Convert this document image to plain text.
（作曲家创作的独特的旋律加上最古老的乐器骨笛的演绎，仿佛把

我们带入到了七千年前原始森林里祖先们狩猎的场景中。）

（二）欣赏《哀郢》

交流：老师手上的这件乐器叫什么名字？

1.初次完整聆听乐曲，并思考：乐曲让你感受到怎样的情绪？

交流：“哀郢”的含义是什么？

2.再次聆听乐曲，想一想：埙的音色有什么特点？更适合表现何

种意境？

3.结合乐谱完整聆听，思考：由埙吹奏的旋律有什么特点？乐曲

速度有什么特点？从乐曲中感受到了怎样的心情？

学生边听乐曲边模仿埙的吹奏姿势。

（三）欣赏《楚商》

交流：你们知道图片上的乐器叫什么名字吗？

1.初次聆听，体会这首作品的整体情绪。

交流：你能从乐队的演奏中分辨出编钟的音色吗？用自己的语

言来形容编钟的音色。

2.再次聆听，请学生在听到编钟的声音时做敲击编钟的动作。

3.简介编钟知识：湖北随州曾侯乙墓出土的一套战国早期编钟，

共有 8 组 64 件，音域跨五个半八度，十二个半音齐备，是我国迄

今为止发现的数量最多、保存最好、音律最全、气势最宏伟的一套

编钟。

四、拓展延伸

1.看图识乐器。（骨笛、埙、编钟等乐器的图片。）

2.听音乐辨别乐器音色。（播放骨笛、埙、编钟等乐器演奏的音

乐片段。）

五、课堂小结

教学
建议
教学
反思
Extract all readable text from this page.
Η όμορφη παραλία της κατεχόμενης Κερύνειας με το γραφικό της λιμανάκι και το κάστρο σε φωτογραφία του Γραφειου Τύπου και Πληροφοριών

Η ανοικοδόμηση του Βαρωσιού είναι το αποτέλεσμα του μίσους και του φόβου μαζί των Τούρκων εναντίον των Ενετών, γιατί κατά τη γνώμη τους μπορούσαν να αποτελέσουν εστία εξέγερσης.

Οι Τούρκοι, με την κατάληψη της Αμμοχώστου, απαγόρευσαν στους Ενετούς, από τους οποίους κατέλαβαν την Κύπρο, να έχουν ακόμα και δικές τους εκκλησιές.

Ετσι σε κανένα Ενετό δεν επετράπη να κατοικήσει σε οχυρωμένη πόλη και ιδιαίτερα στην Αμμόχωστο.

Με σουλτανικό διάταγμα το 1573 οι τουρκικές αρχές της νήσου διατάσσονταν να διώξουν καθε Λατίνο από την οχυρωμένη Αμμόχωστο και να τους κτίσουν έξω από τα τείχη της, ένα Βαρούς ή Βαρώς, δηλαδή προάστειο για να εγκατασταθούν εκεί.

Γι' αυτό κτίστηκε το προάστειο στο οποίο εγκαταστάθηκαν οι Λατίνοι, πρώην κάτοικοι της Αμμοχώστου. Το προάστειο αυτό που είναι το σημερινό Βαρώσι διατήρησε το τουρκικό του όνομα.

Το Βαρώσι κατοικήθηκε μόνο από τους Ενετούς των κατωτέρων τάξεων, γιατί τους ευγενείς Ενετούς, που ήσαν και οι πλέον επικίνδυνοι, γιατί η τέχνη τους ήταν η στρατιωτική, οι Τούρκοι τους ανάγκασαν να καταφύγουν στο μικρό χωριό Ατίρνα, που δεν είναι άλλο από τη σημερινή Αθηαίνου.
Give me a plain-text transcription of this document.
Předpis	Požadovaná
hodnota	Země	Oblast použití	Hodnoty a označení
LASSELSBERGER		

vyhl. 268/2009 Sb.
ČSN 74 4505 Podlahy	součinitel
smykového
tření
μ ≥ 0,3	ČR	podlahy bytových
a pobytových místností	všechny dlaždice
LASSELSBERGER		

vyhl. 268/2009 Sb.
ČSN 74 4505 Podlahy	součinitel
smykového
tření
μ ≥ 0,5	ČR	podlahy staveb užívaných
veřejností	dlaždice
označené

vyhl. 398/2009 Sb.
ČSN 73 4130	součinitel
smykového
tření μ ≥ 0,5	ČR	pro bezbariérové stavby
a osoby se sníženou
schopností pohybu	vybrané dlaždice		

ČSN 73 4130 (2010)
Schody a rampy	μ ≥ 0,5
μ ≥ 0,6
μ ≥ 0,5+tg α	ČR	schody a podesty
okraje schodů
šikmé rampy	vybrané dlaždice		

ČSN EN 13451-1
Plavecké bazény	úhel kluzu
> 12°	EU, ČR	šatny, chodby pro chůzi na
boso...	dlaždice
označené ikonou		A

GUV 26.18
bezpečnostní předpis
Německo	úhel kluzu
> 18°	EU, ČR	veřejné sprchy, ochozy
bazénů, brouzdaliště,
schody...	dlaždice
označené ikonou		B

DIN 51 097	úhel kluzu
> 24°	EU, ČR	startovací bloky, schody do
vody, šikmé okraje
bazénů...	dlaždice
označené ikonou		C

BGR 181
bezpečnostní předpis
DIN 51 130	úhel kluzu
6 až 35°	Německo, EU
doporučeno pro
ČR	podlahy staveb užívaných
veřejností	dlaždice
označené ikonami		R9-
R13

▶ [EXERCISE AIM]
Output the records above in their entirety, exactly.

▶ [FULL OUTPUT]
Convert this document image to plain text.
（作曲家创作的独特的旋律加上最古老的乐器骨笛的演绎，仿佛把

我们带入到了七千年前原始森林里祖先们狩猎的场景中。）

（二）欣赏《哀郢》

交流：老师手上的这件乐器叫什么名字？

1.初次完整聆听乐曲，并思考：乐曲让你感受到怎样的情绪？

交流：“哀郢”的含义是什么？

2.再次聆听乐曲，想一想：埙的音色有什么特点？更适合表现何

种意境？

3.结合乐谱完整聆听，思考：由埙吹奏的旋律有什么特点？乐曲

速度有什么特点？从乐曲中感受到了怎样的心情？

学生边听乐曲边模仿埙的吹奏姿势。

（三）欣赏《楚商》

交流：你们知道图片上的乐器叫什么名字吗？

1.初次聆听，体会这首作品的整体情绪。

交流：你能从乐队的演奏中分辨出编钟的音色吗？用自己的语

言来形容编钟的音色。

2.再次聆听，请学生在听到编钟的声音时做敲击编钟的动作。

3.简介编钟知识：湖北随州曾侯乙墓出土的一套战国早期编钟，

共有 8 组 64 件，音域跨五个半八度，十二个半音齐备，是我国迄

今为止发现的数量最多、保存最好、音律最全、气势最宏伟的一套

编钟。

四、拓展延伸

1.看图识乐器。（骨笛、埙、编钟等乐器的图片。）

2.听音乐辨别乐器音色。（播放骨笛、埙、编钟等乐器演奏的音

乐片段。）

五、课堂小结

教学
建议
教学
反思
Extract all readable text from this page.
Η όμορφη παραλία της κατεχόμενης Κερύνειας με το γραφικό της λιμανάκι και το κάστρο σε φωτογραφία του Γραφειου Τύπου και Πληροφοριών

Η ανοικοδόμηση του Βαρωσιού είναι το αποτέλεσμα του μίσους και του φόβου μαζί των Τούρκων εναντίον των Ενετών, γιατί κατά τη γνώμη τους μπορούσαν να αποτελέσουν εστία εξέγερσης.

Οι Τούρκοι, με την κατάληψη της Αμμοχώστου, απαγόρευσαν στους Ενετούς, από τους οποίους κατέλαβαν την Κύπρο, να έχουν ακόμα και δικές τους εκκλησιές.

Ετσι σε κανένα Ενετό δεν επετράπη να κατοικήσει σε οχυρωμένη πόλη και ιδιαίτερα στην Αμμόχωστο.

Με σουλτανικό διάταγμα το 1573 οι τουρκικές αρχές της νήσου διατάσσονταν να διώξουν καθε Λατίνο από την οχυρωμένη Αμμόχωστο και να τους κτίσουν έξω από τα τείχη της, ένα Βαρούς ή Βαρώς, δηλαδή προάστειο για να εγκατασταθούν εκεί.

Γι' αυτό κτίστηκε το προάστειο στο οποίο εγκαταστάθηκαν οι Λατίνοι, πρώην κάτοικοι της Αμμοχώστου. Το προάστειο αυτό που είναι το σημερινό Βαρώσι διατήρησε το τουρκικό του όνομα.

Το Βαρώσι κατοικήθηκε μόνο από τους Ενετούς των κατωτέρων τάξεων, γιατί τους ευγενείς Ενετούς, που ήσαν και οι πλέον επικίνδυνοι, γιατί η τέχνη τους ήταν η στρατιωτική, οι Τούρκοι τους ανάγκασαν να καταφύγουν στο μικρό χωριό Ατίρνα, που δεν είναι άλλο από τη σημερινή Αθηαίνου.
Give me a plain-text transcription of this document.
Předpis	Požadovaná
hodnota	Země	Oblast použití	Hodnoty a označení
LASSELSBERGER		

vyhl. 268/2009 Sb.
ČSN 74 4505 Podlahy	součinitel
smykového
tření
μ ≥ 0,3	ČR	podlahy bytových
a pobytových místností	všechny dlaždice
LASSELSBERGER		

vyhl. 268/2009 Sb.
ČSN 74 4505 Podlahy	součinitel
smykového
tření
μ ≥ 0,5	ČR	podlahy staveb užívaných
veřejností	dlaždice
označené

vyhl. 398/2009 Sb.
ČSN 73 4130	součinitel
smykového
tření μ ≥ 0,5	ČR	pro bezbariérové stavby
a osoby se sníženou
schopností pohybu	vybrané dlaždice		

ČSN 73 4130 (2010)
Schody a rampy	μ ≥ 0,5
μ ≥ 0,6
μ ≥ 0,5+tg α	ČR	schody a podesty
okraje schodů
šikmé rampy	vybrané dlaždice		

ČSN EN 13451-1
Plavecké bazény	úhel kluzu
> 12°	EU, ČR	šatny, chodby pro chůzi na
boso...	dlaždice
označené ikonou		A

GUV 26.18
bezpečnostní předpis
Německo	úhel kluzu
> 18°	EU, ČR	veřejné sprchy, ochozy
bazénů, brouzdaliště,
schody...	dlaždice
označené ikonou		B

DIN 51 097	úhel kluzu
> 24°	EU, ČR	startovací bloky, schody do
vody, šikmé okraje
bazénů...	dlaždice
označené ikonou		C

BGR 181
bezpečnostní předpis
DIN 51 130	úhel kluzu
6 až 35°	Německo, EU
doporučeno pro
ČR	podlahy staveb užívaných
veřejností	dlaždice
označené ikonami		R9-
R13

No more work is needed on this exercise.